▸ Problem description
Every line of the data that contains the string "science" must be copied.

▸ Task data
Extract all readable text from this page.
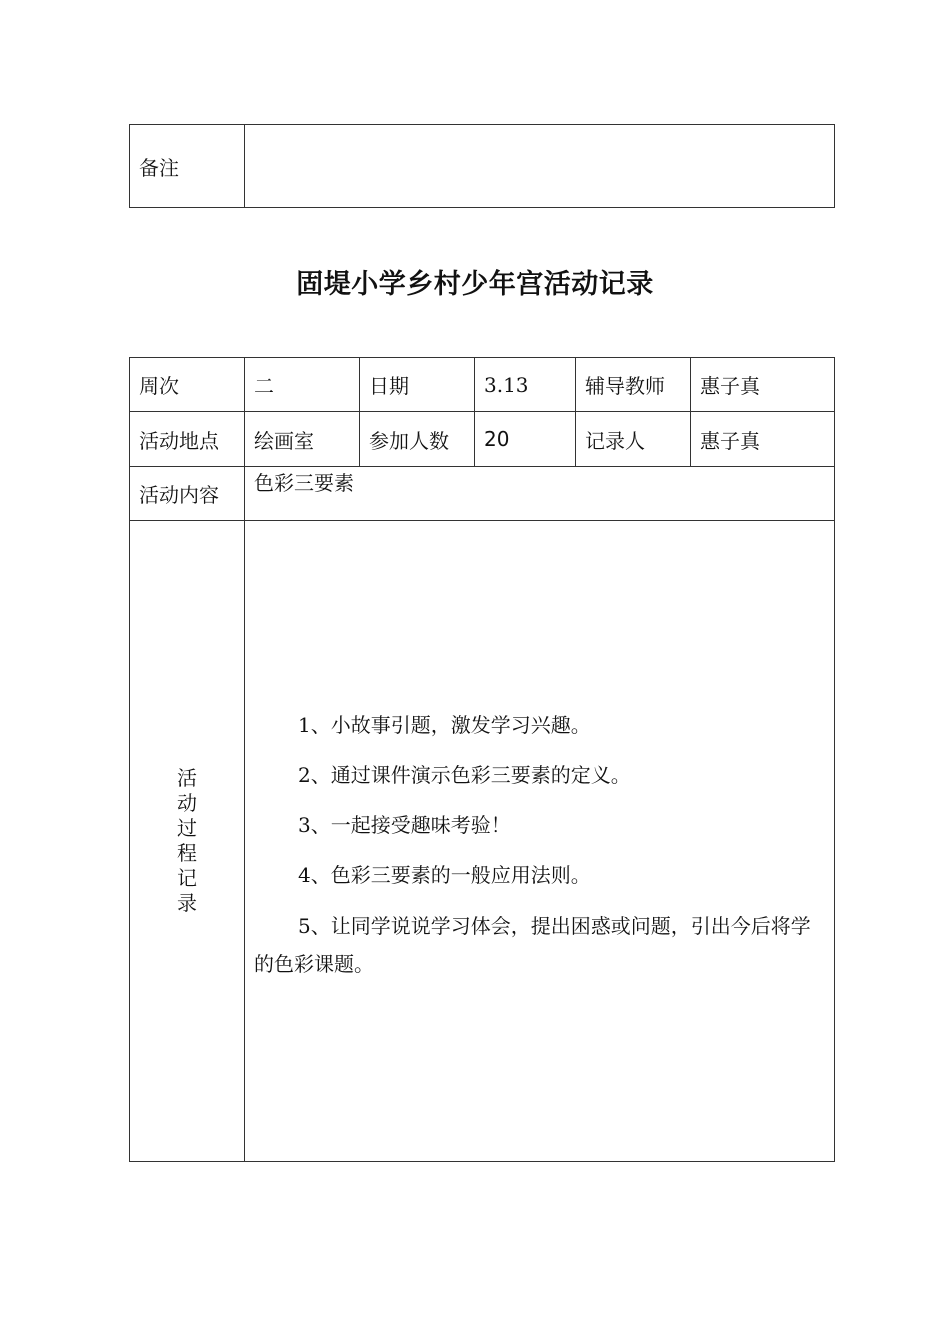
备注	
固堤小学乡村少年宫活动记录
周次	二	日期	3.13	辅导教师	惠子真
活动地点	绘画室	参加人数	20	记录人	惠子真
活动内容	色彩三要素				

活动过程记录	1、小故事引题，激发学习兴趣。

2、通过课件演示色彩三要素的定义。

3、一起接受趣味考验！

4、色彩三要素的一般应用法则。

5、让同学说说学习体会，提出困惑或问题，引出今后将学的色彩课题。				
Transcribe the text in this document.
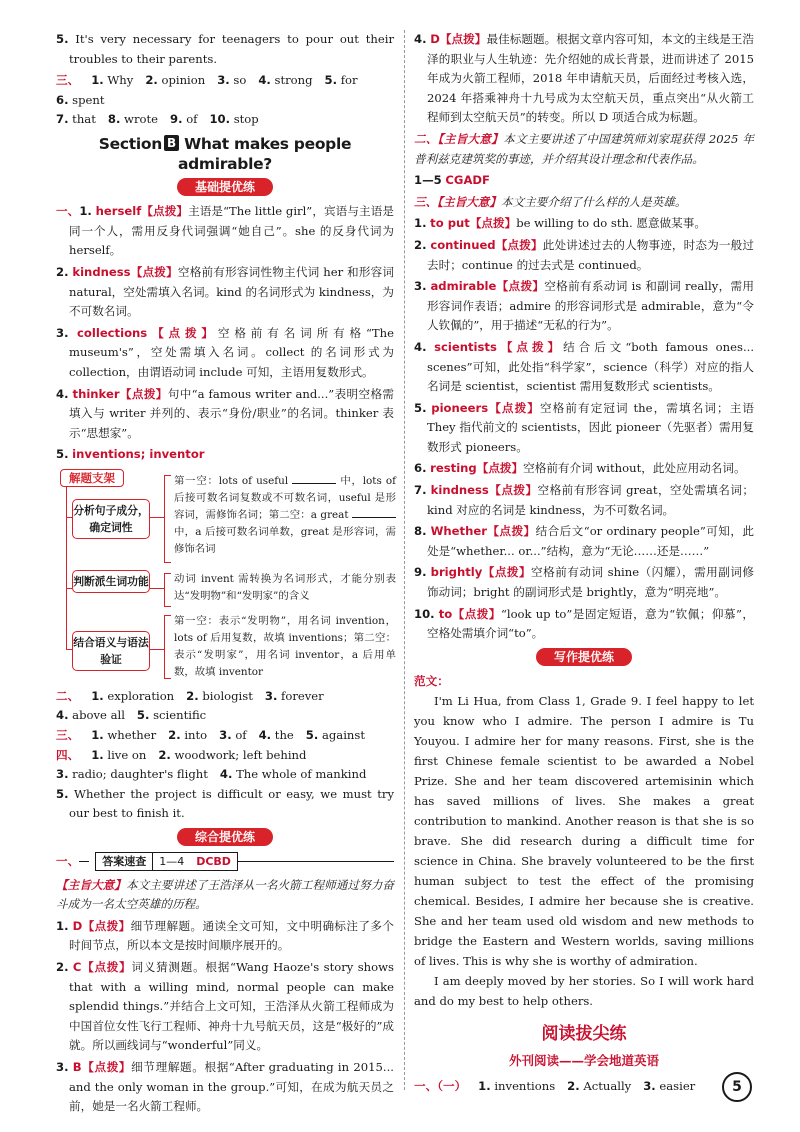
5. It's very necessary for teenagers to pour out their troubles to their parents.

三、 1. Why 2. opinion 3. so 4. strong 5. for
6. spent
7. that 8. wrote 9. of 10. stop
Section B What makes people admirable?
基础提优练

一、1. herself【点拨】主语是“The little girl”，宾语与主语是同一个人，需用反身代词强调“她自己”。she 的反身代词为 herself。

2. kindness【点拨】空格前有形容词性物主代词 her 和形容词 natural，空处需填入名词。kind 的名词形式为 kindness，为不可数名词。

3. collections【点拨】空格前有名词所有格“The museum's”，空处需填入名词。collect 的名词形式为 collection，由谓语动词 include 可知，主语用复数形式。

4. thinker【点拨】句中“a famous writer and...”表明空格需填入与 writer 并列的、表示“身份/职业”的名词。thinker 表示“思想家”。

5. inventions; inventor

解题支架
分析句子成分，确定词性
第一空：lots of useful	中，lots of 后接可数名词复数或不可数名词，useful 是形容词，需修饰名词；第二空：a great  中，a 后接可数名词单数，great 是形容词，需修饰名词
判断派生词功能 动词 invent 需转换为名词形式，才能分别表达“发明物”和“发明家”的含义
结合语义与语法验证
第一空：表示“发明物”，用名词 invention，lots of 后用复数，故填 inventions；第二空：表示“发明家”，用名词 inventor，a 后用单数，故填 inventor
二、 1. exploration 2. biologist 3. forever
4. above all 5. scientific
三、 1. whether 2. into 3. of 4. the 5. against
四、 1. live on 2. woodwork; left behind
3. radio; daughter's flight 4. The whole of mankind

5. Whether the project is difficult or easy, we must try our best to finish it.

综合提优练
一、	答案速查	1—4	DCBD

【主旨大意】本文主要讲述了王浩泽从一名火箭工程师通过努力奋斗成为一名太空英雄的历程。

1. D【点拨】细节理解题。通读全文可知，文中明确标注了多个时间节点，所以本文是按时间顺序展开的。

2. C【点拨】词义猜测题。根据“Wang Haoze's story shows that with a willing mind, normal people can make splendid things.”并结合上文可知，王浩泽从火箭工程师成为中国首位女性飞行工程师、神舟十九号航天员，这是“极好的”成就。所以画线词与“wonderful”同义。

3. B【点拨】细节理解题。根据“After graduating in 2015... and the only woman in the group.”可知，在成为航天员之前，她是一名火箭工程师。

4. D【点拨】最佳标题题。根据文章内容可知，本文的主线是王浩泽的职业与人生轨迹：先介绍她的成长背景，进而讲述了 2015 年成为火箭工程师，2018 年申请航天员，后面经过考核入选，2024 年搭乘神舟十九号成为太空航天员，重点突出“从火箭工程师到太空航天员”的转变。所以 D 项适合成为标题。

二、【主旨大意】本文主要讲述了中国建筑师刘家琨获得 2025 年普利兹克建筑奖的事迹，并介绍其设计理念和代表作品。

1—5 CGADF

三、【主旨大意】本文主要介绍了什么样的人是英雄。

1. to put【点拨】be willing to do sth. 愿意做某事。

2. continued【点拨】此处讲述过去的人物事迹，时态为一般过去时；continue 的过去式是 continued。

3. admirable【点拨】空格前有系动词 is 和副词 really，需用形容词作表语；admire 的形容词形式是 admirable，意为“令人钦佩的”，用于描述“无私的行为”。

4. scientists【点拨】结合后文“both famous ones... scenes”可知，此处指“科学家”，science（科学）对应的指人名词是 scientist，scientist 需用复数形式 scientists。

5. pioneers【点拨】空格前有定冠词 the，需填名词；主语 They 指代前文的 scientists，因此 pioneer（先驱者）需用复数形式 pioneers。

6. resting【点拨】空格前有介词 without，此处应用动名词。

7. kindness【点拨】空格前有形容词 great，空处需填名词；kind 对应的名词是 kindness，为不可数名词。

8. Whether【点拨】结合后文“or ordinary people”可知，此处是“whether... or...”结构，意为“无论……还是……”

9. brightly【点拨】空格前有动词 shine（闪耀），需用副词修饰动词；bright 的副词形式是 brightly，意为“明亮地”。

10. to【点拨】“look up to”是固定短语，意为“钦佩；仰慕”，空格处需填介词“to”。

写作提优练
范文：

I'm Li Hua, from Class 1, Grade 9. I feel happy to let you know who I admire. The person I admire is Tu Youyou. I admire her for many reasons. First, she is the first Chinese female scientist to be awarded a Nobel Prize. She and her team discovered artemisinin which has saved millions of lives. She makes a great contribution to mankind. Another reason is that she is so brave. She did research during a difficult time for science in China. She bravely volunteered to be the first human subject to test the effect of the promising chemical. Besides, I admire her because she is creative. She and her team used old wisdom and new methods to bridge the Eastern and Western worlds, saving millions of lives. This is why she is worthy of admiration.

I am deeply moved by her stories. So I will work hard and do my best to help others.

阅读拔尖练
外刊阅读——学会地道英语
一、（一） 1. inventions 2. Actually 3. easier	5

▸ Result of the exercise
4. scientists【点拨】结合后文“both famous ones... scenes”可知，此处指“科学家”，science（科学）对应的指人名词是 scientist，scientist 需用复数形式 scientists。
I'm Li Hua, from Class 1, Grade 9. I feel happy to let you know who I admire. The person I admire is Tu Youyou. I admire her for many reasons. First, she is the first Chinese female scientist to be awarded a Nobel Prize. She and her team discovered artemisinin which has saved millions of lives. She makes a great contribution to mankind. Another reason is that she is so brave. She did research during a difficult time for science in China. She bravely volunteered to be the first human subject to test the effect of the promising chemical. Besides, I admire her because she is creative. She and her team used old wisdom and new methods to bridge the Eastern and Western worlds, saving millions of lives. This is why she is worthy of admiration.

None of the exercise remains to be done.